<<<<

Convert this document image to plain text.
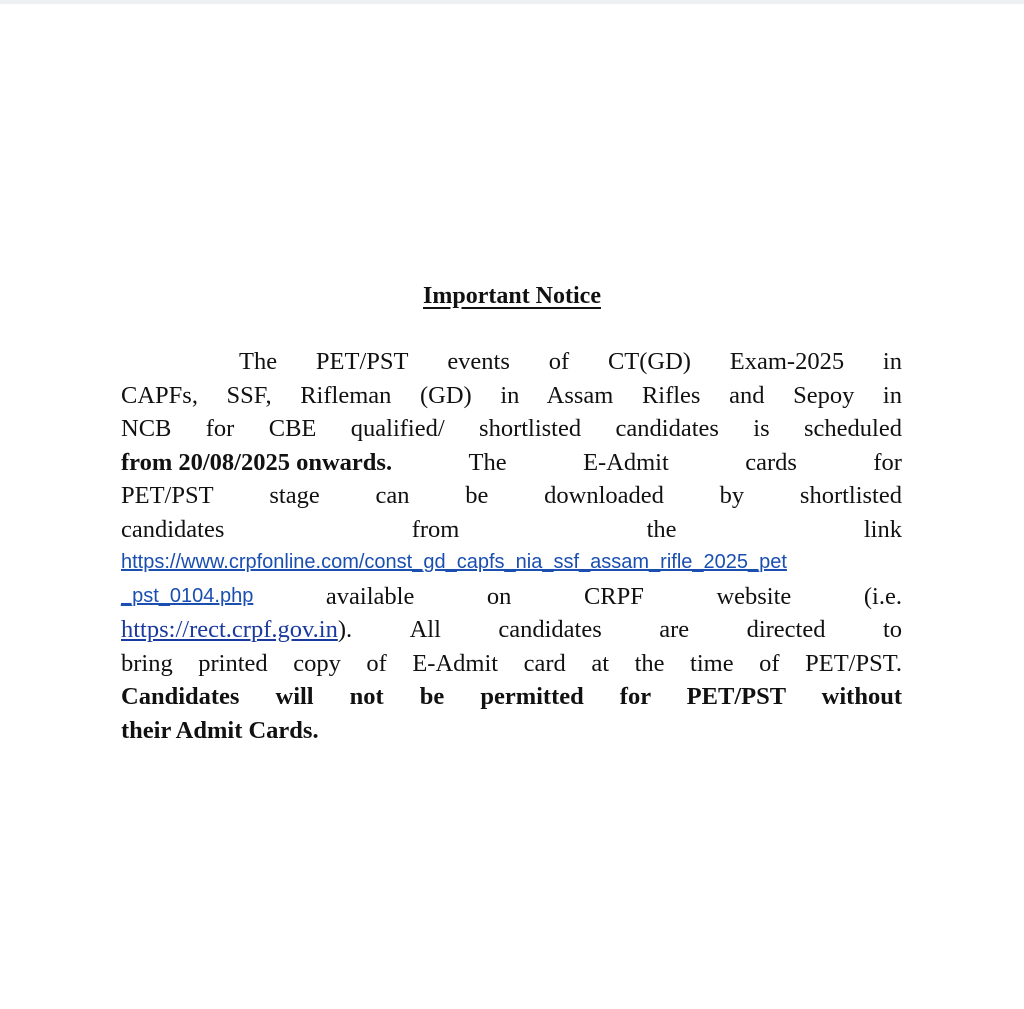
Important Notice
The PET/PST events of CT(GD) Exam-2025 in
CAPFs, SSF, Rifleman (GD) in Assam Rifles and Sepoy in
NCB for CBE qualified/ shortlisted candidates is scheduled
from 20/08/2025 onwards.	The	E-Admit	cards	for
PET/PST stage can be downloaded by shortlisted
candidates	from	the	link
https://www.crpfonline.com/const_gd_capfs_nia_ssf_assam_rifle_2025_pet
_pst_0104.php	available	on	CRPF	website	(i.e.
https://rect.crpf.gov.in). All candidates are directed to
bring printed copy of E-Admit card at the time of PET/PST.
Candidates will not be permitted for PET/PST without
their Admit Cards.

>>>>
<<<<

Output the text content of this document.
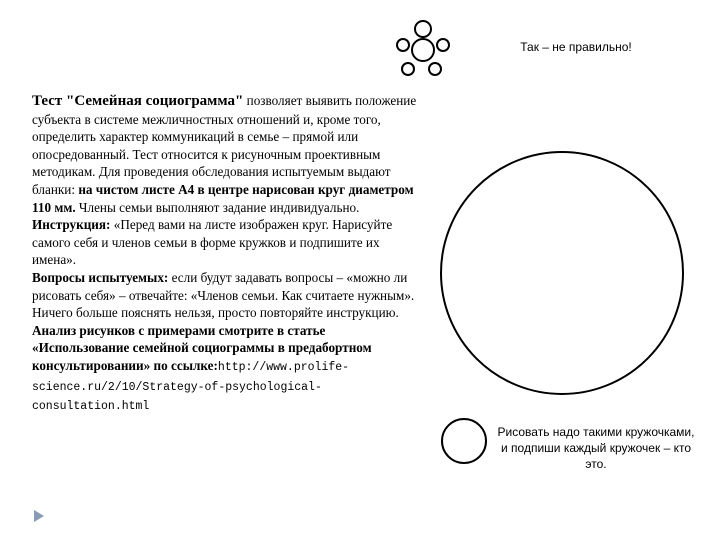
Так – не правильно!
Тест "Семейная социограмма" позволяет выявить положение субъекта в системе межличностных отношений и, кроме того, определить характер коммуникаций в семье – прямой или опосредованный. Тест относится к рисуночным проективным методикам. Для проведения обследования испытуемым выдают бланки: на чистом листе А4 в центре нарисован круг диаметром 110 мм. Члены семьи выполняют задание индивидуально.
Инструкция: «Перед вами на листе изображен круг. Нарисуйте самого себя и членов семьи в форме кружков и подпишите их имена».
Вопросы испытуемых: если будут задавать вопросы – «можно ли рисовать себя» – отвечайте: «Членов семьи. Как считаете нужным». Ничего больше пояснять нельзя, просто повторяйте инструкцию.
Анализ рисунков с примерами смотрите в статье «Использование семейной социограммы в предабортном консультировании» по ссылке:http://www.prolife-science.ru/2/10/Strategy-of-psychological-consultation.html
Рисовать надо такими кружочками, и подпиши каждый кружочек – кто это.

>>>>
<<<<

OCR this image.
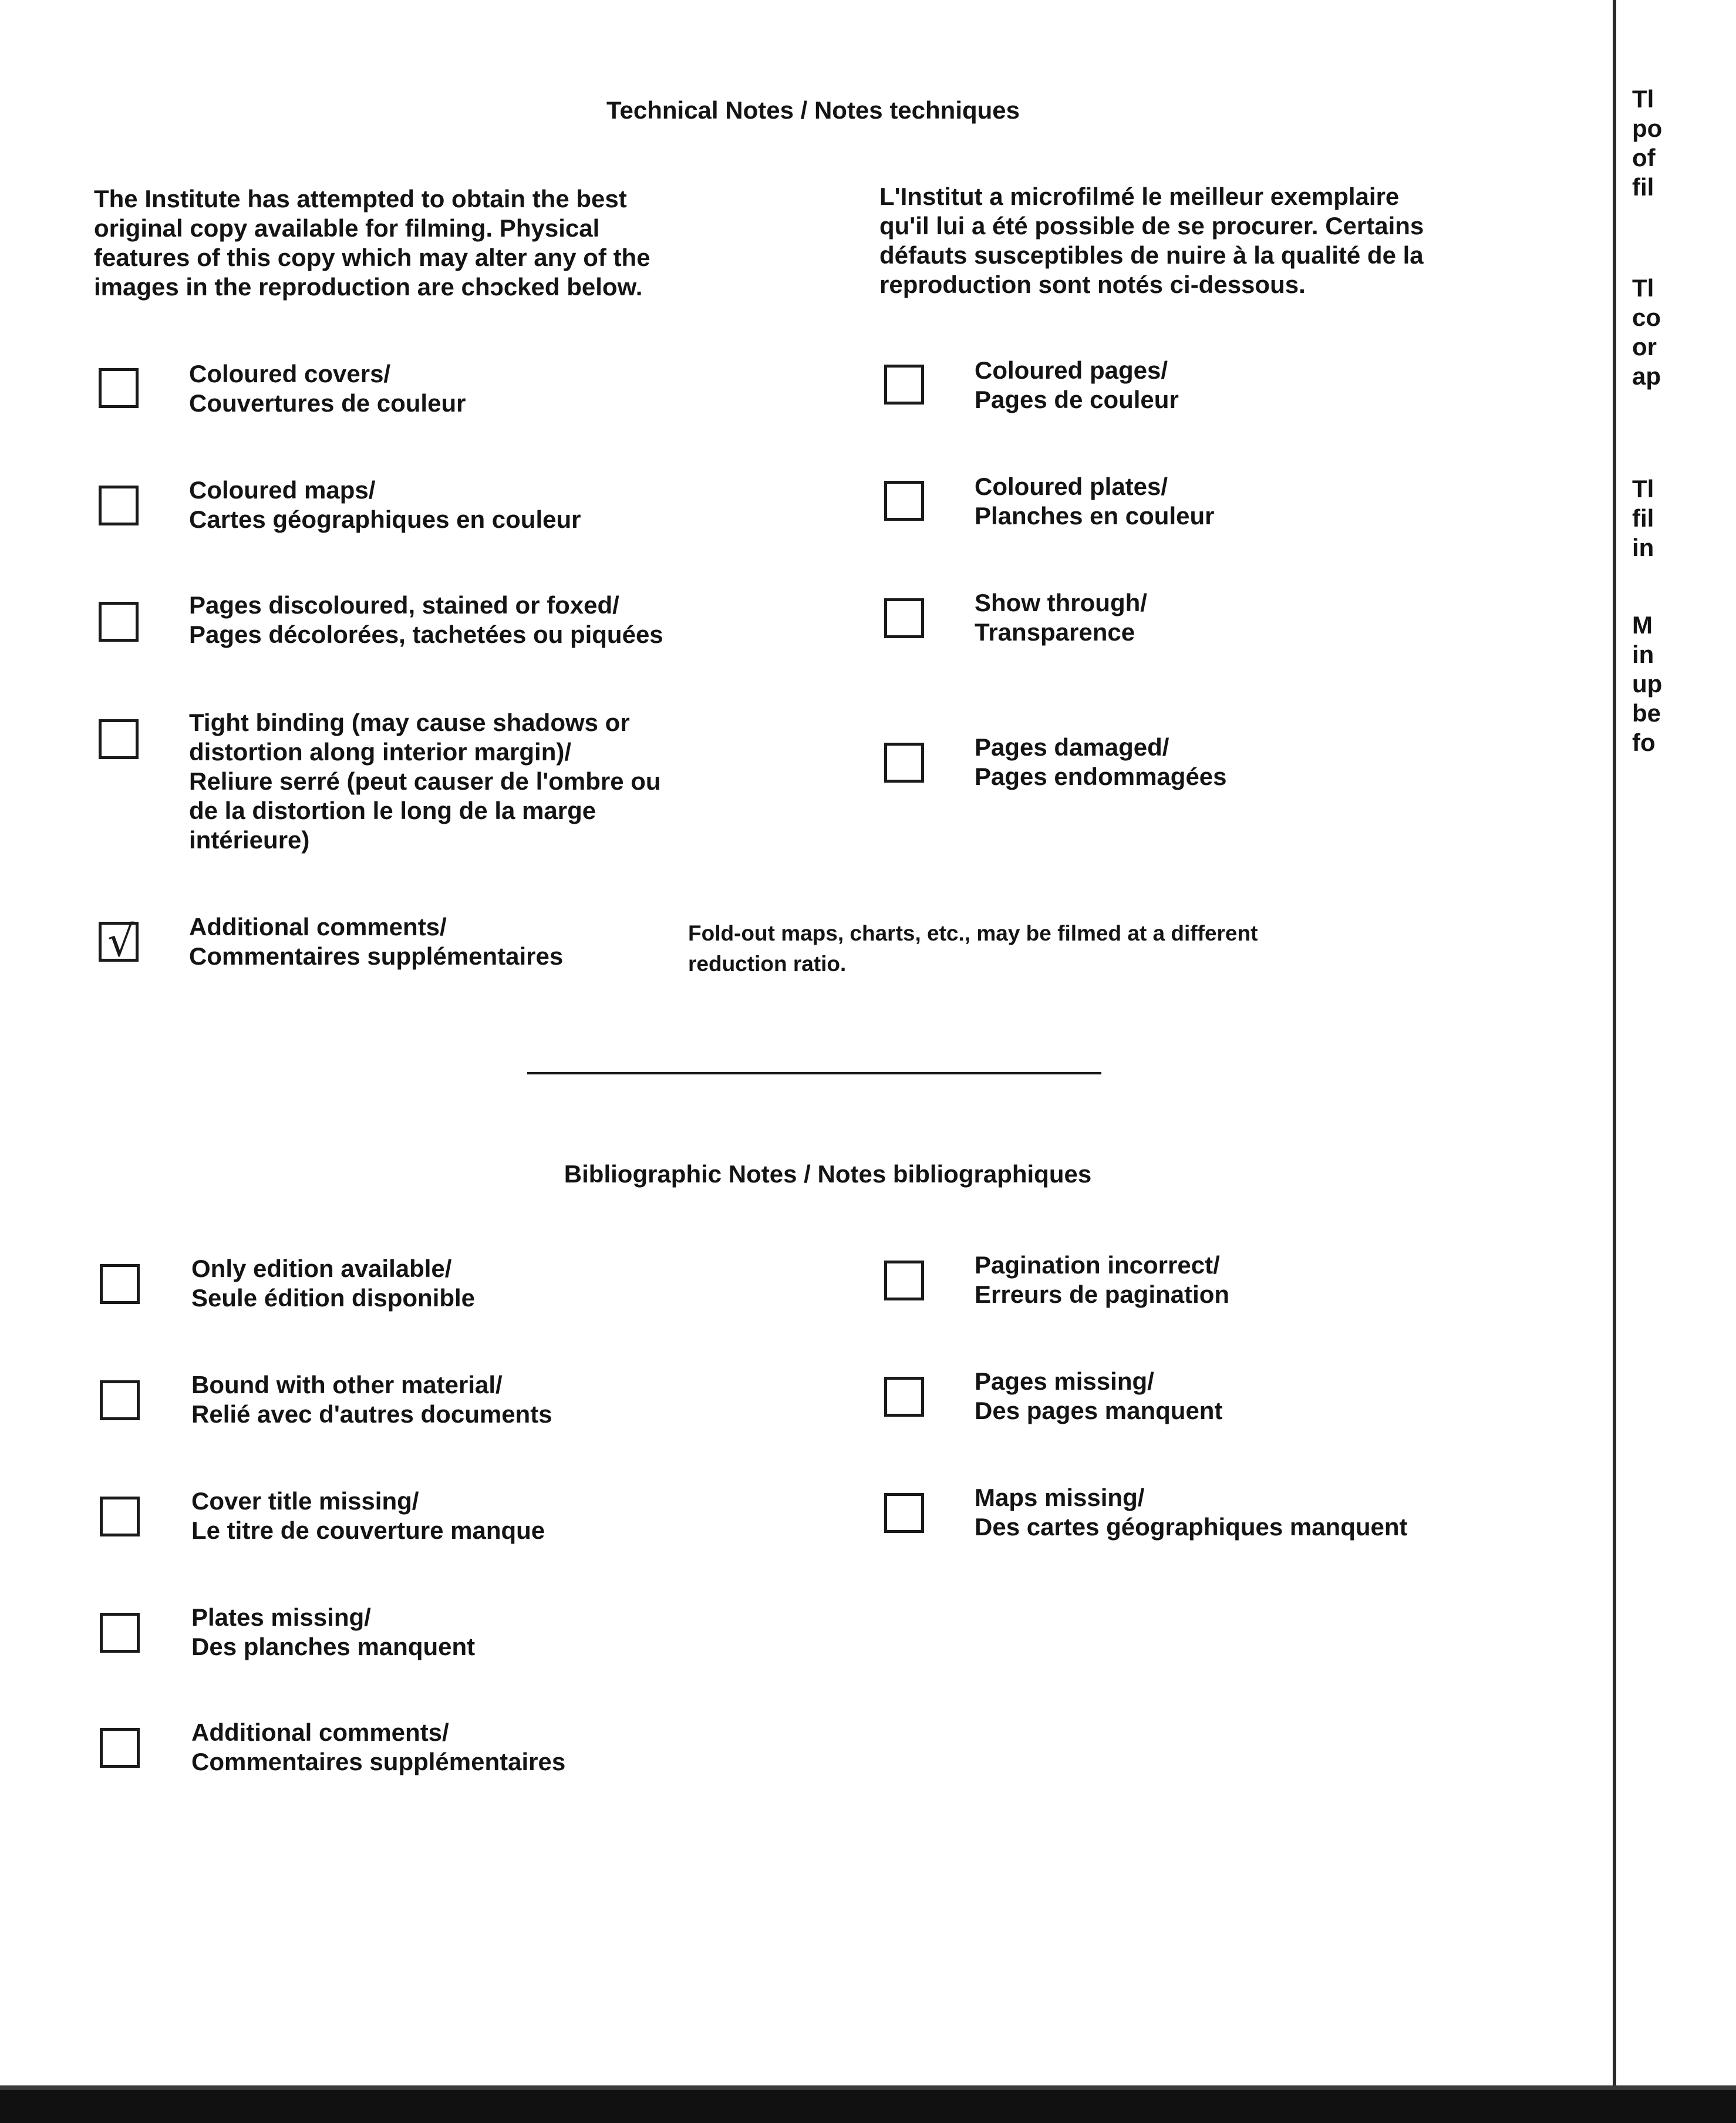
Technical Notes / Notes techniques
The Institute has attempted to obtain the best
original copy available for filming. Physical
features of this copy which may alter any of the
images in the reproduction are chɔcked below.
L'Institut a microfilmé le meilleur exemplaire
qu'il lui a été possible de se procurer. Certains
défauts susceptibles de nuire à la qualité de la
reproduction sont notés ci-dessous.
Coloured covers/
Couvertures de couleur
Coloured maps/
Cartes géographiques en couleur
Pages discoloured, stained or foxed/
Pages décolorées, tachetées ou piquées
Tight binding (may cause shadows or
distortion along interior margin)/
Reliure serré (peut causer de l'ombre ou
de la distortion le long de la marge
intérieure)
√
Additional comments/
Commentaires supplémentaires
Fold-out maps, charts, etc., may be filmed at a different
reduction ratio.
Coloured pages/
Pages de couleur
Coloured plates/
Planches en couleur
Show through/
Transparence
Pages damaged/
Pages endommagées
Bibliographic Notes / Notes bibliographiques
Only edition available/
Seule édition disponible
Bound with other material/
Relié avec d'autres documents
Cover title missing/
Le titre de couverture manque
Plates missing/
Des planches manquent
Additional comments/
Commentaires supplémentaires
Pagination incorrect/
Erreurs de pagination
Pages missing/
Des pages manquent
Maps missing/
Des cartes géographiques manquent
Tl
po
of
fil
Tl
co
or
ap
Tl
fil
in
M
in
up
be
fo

>>>>

_Task instructions_
Which lines hold the string "семьи"? Copy all of them from the data above.

_Exercise answer_
Тест "Семейная социограмма" позволяет выявить положение субъекта в системе межличностных отношений и, кроме того, определить характер коммуникаций в семье – прямой или опосредованный. Тест относится к рисуночным проективным методикам. Для проведения обследования испытуемым выдают бланки: на чистом листе А4 в центре нарисован круг диаметром 110 мм. Члены семьи выполняют задание индивидуально.
Инструкция: «Перед вами на листе изображен круг. Нарисуйте самого себя и членов семьи в форме кружков и подпишите их имена».
Вопросы испытуемых: если будут задавать вопросы – «можно ли рисовать себя» – отвечайте: «Членов семьи. Как считаете нужным». Ничего больше пояснять нельзя, просто повторяйте инструкцию.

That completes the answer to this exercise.